▶ [Aim]: Reproduce the material in full, exactly as written.

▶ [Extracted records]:
****************************************
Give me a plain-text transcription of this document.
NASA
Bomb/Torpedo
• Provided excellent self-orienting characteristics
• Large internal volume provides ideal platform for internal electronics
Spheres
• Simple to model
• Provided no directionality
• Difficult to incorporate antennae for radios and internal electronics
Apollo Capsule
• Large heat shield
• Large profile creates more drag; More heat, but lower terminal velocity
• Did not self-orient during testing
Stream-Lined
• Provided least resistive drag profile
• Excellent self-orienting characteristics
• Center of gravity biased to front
****************************************
▶ [Reply]:
Give me a plain-text transcription of this document.
NASA
Bomb/Torpedo
• Provided excellent self-orienting characteristics
• Large internal volume provides ideal platform for internal electronics
Spheres
• Simple to model
• Provided no directionality
• Difficult to incorporate antennae for radios and internal electronics
Apollo Capsule
• Large heat shield
• Large profile creates more drag; More heat, but lower terminal velocity
• Did not self-orient during testing
Stream-Lined
• Provided least resistive drag profile
• Excellent self-orienting characteristics
• Center of gravity biased to front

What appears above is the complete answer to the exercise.